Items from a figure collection
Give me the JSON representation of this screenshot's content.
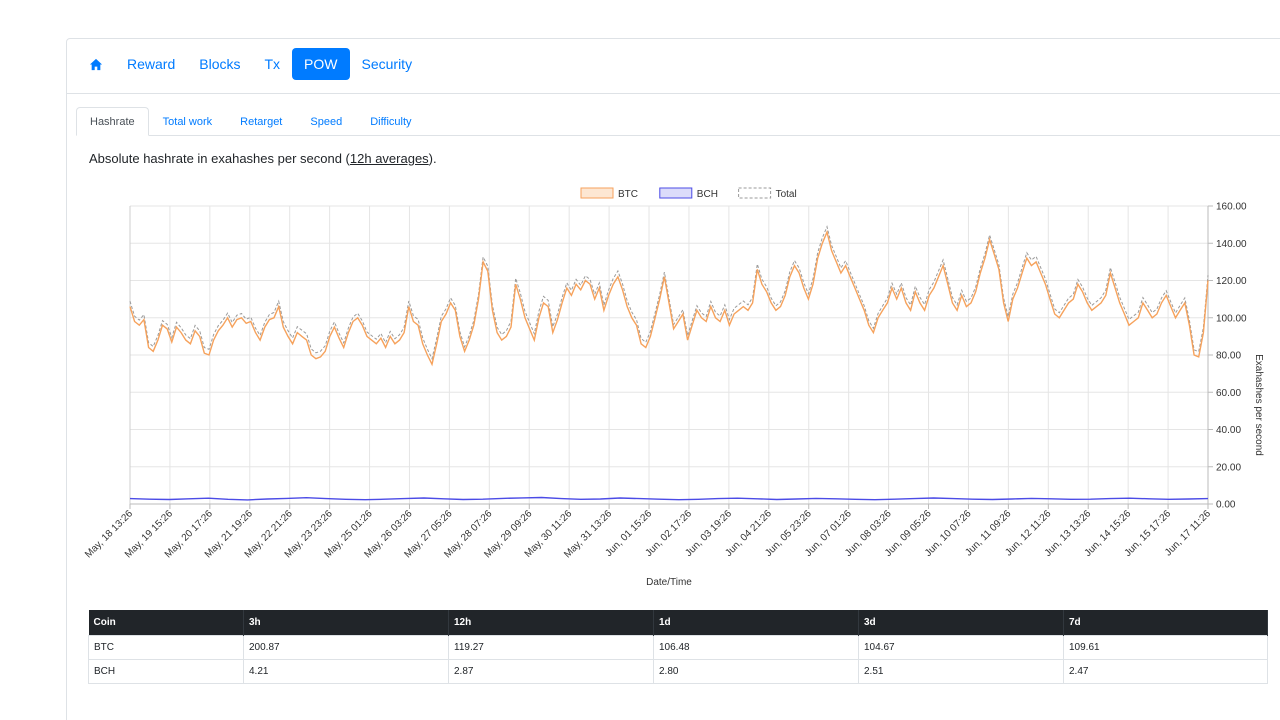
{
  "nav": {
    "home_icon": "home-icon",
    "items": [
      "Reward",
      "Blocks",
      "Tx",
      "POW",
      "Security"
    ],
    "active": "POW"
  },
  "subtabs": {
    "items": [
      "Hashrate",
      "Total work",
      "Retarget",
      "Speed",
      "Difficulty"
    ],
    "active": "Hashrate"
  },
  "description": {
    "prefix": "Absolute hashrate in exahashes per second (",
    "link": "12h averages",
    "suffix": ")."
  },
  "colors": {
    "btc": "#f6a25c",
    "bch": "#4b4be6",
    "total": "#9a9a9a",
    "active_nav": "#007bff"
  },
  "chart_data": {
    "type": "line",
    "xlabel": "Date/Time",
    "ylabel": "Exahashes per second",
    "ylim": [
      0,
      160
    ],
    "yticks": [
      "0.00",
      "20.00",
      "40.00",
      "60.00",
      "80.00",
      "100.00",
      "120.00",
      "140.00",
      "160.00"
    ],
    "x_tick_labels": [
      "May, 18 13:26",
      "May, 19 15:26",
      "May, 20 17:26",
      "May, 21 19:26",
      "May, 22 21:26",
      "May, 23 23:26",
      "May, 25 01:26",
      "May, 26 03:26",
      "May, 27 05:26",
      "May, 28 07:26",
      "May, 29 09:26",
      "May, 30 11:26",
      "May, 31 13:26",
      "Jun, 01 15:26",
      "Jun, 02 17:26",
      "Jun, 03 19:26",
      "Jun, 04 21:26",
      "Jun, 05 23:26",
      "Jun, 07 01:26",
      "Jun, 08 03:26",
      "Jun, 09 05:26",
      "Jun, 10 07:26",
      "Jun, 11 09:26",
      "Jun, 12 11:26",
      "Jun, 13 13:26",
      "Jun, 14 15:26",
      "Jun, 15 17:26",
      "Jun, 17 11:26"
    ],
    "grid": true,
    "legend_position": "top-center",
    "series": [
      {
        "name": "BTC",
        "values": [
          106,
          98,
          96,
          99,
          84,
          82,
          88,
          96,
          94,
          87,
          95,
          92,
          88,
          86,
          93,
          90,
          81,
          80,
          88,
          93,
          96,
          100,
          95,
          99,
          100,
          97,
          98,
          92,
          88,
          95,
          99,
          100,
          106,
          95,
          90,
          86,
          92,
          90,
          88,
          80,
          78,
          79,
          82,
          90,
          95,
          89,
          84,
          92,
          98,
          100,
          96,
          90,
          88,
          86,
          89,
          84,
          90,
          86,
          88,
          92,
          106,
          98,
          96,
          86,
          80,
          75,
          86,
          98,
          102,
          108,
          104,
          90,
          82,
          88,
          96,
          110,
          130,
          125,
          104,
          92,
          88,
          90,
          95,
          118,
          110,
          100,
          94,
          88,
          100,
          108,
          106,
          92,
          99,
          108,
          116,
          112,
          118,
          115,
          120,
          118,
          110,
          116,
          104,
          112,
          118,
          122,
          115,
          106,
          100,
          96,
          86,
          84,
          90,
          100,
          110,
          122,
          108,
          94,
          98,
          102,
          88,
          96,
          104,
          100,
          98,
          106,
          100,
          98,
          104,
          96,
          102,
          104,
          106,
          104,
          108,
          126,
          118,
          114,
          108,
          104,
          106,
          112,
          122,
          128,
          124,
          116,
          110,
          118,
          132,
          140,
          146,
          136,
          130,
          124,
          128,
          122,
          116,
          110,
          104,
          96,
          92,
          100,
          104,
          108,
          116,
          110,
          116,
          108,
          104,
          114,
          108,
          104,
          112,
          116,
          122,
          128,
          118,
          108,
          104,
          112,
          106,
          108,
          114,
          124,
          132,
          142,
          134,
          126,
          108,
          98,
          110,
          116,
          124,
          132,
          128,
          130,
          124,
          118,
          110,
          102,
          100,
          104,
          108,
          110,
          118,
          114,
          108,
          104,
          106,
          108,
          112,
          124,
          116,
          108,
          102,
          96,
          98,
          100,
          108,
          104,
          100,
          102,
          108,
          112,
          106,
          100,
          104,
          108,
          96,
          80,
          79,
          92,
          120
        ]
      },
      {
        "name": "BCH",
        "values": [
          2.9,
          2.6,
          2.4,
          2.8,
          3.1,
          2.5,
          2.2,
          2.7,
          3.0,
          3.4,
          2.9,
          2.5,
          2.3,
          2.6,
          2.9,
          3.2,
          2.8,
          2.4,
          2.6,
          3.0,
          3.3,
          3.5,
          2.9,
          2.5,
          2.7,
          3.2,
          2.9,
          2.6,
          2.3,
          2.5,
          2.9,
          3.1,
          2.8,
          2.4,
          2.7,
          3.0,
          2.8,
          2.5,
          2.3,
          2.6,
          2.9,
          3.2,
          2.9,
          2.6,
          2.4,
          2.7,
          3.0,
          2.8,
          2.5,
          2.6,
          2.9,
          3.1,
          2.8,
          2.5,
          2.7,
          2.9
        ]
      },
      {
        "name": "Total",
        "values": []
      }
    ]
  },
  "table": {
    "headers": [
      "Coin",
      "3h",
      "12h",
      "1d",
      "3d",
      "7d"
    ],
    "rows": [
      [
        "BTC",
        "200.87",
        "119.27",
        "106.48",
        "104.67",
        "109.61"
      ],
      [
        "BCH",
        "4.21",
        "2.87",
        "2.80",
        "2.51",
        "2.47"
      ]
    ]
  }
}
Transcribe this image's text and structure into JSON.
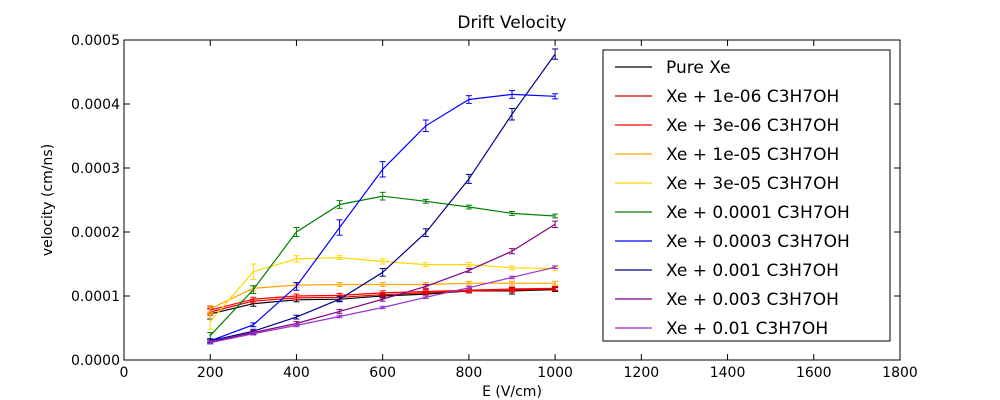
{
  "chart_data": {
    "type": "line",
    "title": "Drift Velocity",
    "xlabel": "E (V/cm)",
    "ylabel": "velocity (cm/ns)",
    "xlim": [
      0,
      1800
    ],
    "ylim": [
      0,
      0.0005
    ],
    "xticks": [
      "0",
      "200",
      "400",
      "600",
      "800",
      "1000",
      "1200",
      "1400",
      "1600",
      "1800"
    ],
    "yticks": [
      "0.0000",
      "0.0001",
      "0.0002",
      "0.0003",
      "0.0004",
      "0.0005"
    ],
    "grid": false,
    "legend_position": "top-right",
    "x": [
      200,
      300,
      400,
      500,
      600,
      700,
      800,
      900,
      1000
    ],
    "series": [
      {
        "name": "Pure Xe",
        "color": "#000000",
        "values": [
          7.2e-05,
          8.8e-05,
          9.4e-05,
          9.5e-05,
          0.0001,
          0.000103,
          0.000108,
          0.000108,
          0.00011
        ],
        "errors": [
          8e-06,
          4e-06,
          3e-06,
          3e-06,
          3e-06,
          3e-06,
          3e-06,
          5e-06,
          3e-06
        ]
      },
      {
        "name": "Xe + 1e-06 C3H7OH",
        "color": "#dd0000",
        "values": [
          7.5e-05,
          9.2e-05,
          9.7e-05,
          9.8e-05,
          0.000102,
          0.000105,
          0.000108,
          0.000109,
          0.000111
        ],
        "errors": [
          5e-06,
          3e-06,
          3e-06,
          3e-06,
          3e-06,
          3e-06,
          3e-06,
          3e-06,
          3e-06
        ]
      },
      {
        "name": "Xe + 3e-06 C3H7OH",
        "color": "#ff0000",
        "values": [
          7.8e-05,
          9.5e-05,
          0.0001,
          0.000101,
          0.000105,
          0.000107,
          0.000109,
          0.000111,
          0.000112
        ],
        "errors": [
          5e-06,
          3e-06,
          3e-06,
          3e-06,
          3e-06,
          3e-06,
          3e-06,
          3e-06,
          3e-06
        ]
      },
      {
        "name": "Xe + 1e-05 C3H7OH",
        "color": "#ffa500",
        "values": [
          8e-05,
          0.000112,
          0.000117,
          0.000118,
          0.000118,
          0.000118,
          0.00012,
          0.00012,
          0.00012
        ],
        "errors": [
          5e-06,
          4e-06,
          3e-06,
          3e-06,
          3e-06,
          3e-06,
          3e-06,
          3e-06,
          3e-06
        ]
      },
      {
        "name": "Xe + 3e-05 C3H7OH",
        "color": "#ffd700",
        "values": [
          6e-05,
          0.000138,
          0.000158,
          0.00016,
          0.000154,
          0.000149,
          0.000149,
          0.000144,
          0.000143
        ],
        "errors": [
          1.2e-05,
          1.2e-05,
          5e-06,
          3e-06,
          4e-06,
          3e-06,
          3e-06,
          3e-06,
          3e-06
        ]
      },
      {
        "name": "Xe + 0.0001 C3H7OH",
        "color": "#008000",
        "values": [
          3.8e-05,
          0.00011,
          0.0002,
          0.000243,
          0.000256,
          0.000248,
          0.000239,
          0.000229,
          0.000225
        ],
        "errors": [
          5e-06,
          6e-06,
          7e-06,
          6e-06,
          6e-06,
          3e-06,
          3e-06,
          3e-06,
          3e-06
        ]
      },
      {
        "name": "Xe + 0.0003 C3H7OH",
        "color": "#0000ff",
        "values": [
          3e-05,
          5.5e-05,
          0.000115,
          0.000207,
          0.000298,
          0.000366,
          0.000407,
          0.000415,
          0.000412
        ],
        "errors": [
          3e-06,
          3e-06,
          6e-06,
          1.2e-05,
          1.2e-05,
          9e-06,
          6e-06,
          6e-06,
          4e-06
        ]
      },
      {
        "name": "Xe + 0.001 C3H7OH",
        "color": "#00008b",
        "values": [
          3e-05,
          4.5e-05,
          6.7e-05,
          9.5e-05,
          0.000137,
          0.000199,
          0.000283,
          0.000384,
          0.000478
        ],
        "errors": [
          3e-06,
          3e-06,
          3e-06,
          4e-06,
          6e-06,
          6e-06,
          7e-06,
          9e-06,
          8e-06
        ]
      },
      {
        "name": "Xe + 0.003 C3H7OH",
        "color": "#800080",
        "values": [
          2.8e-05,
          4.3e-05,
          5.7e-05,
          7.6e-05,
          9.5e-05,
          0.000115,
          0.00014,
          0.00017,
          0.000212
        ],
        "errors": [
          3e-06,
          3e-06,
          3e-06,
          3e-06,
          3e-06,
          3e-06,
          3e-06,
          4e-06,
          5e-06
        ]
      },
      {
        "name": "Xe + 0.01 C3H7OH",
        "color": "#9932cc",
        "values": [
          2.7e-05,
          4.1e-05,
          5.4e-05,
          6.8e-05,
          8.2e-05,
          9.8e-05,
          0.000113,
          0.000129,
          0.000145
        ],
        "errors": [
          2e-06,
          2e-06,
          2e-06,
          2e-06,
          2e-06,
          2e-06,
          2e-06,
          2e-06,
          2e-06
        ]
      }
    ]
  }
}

▶ [What to produce]
Show every line of the records above that contains the word "ylabel".

▶ [Result]
    "ylabel": "Exahashes per second",
    "ylabel": "velocity (cm/ns)",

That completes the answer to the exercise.